-- Start of Data to process --

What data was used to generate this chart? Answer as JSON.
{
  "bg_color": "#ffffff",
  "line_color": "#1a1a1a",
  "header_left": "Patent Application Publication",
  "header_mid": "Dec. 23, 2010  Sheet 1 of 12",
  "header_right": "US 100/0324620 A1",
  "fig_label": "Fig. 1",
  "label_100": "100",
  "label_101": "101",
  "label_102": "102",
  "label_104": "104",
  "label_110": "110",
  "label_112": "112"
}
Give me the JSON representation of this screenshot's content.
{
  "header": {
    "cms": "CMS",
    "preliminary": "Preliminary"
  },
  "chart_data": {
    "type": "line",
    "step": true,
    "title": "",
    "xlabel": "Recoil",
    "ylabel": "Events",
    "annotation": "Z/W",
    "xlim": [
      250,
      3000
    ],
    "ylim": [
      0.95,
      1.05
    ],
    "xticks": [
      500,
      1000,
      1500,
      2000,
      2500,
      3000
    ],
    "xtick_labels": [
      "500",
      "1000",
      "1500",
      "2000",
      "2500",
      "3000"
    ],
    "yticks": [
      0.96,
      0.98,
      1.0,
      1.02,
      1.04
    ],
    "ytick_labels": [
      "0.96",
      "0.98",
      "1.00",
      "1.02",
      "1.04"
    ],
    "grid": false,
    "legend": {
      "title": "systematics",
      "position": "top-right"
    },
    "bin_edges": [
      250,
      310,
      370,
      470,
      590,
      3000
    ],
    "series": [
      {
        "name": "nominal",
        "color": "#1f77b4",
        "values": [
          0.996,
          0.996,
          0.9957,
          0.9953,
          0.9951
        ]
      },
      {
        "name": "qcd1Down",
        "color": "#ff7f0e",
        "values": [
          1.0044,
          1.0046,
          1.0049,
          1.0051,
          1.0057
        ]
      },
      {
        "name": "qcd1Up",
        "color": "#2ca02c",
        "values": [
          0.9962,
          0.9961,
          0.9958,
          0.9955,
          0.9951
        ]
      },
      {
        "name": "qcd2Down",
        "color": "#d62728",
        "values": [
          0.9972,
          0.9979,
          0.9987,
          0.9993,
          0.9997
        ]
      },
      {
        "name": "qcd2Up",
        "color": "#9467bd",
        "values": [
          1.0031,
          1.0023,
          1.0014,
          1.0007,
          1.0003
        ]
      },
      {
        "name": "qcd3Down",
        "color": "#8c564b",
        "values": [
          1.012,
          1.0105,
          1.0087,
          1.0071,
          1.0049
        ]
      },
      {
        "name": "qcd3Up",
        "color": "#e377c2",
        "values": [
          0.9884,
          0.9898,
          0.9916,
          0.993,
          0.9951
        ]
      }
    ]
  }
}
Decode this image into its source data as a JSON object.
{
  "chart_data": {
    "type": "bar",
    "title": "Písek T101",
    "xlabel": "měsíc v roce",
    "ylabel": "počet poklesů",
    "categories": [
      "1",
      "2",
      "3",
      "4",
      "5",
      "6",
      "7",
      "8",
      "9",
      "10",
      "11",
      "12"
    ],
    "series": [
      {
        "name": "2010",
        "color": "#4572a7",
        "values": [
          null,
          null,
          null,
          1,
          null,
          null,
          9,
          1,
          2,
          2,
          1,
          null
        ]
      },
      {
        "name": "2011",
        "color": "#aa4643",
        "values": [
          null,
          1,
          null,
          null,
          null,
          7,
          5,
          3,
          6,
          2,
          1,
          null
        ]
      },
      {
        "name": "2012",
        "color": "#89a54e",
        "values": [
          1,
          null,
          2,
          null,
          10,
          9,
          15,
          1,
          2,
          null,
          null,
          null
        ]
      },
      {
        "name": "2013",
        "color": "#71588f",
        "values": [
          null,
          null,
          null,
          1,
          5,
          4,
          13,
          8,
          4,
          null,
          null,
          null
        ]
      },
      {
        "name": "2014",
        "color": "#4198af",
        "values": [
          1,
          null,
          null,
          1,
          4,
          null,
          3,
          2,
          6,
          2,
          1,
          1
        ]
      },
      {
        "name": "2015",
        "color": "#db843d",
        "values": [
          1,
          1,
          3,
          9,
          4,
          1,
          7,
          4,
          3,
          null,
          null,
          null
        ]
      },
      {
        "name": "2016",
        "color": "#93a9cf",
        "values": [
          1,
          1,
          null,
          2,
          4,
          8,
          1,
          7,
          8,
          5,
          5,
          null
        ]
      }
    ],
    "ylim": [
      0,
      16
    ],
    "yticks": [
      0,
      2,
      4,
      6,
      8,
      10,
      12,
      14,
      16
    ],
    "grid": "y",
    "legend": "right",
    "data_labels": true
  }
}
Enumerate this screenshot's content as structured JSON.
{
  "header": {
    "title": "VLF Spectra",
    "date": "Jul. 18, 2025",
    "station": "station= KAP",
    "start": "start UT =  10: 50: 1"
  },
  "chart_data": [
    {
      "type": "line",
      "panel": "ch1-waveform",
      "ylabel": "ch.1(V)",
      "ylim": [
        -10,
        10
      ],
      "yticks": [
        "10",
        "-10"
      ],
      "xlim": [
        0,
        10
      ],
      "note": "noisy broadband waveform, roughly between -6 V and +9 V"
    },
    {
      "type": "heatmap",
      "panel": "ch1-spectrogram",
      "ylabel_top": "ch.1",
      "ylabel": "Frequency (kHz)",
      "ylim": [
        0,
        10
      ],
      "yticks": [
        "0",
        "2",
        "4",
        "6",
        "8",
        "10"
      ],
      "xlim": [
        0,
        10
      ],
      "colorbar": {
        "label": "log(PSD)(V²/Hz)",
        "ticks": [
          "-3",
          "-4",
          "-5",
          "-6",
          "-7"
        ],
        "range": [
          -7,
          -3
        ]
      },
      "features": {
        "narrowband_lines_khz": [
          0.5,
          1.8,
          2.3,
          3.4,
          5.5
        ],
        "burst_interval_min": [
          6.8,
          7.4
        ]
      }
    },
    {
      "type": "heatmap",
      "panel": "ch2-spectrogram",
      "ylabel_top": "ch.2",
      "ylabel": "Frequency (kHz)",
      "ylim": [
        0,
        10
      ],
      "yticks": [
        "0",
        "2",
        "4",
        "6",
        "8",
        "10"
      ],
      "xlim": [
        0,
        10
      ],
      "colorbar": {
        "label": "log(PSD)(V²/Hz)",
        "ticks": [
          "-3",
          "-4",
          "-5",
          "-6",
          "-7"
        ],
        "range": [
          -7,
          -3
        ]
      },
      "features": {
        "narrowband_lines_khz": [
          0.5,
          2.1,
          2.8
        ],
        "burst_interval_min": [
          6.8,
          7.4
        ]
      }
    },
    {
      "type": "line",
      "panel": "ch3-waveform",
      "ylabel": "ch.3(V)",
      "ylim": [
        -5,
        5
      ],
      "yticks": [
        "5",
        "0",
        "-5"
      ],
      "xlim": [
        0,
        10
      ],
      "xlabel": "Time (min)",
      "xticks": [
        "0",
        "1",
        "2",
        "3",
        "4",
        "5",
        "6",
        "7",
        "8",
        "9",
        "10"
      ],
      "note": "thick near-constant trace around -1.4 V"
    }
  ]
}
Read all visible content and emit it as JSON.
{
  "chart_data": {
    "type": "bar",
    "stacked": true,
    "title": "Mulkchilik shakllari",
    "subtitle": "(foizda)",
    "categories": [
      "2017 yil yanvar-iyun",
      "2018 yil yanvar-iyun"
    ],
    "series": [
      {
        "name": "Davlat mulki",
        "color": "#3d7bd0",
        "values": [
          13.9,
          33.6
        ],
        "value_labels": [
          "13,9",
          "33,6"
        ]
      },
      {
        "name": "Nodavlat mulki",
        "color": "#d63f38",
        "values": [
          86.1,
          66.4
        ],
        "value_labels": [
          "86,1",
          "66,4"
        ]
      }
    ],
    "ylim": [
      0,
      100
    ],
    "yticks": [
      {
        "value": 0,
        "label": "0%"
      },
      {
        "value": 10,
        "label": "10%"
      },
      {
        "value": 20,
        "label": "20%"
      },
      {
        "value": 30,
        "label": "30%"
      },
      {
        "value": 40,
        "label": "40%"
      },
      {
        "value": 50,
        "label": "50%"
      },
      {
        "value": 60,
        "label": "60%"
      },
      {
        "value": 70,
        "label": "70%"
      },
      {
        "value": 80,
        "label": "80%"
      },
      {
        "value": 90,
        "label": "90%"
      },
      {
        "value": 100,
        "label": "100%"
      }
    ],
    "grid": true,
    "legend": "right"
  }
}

-- End of Data to process --

-- Task details --
Working from the entries above, return all lines that contain "iyun".

-- Response to this task --
      "2017 yil yanvar-iyun",
      "2018 yil yanvar-iyun"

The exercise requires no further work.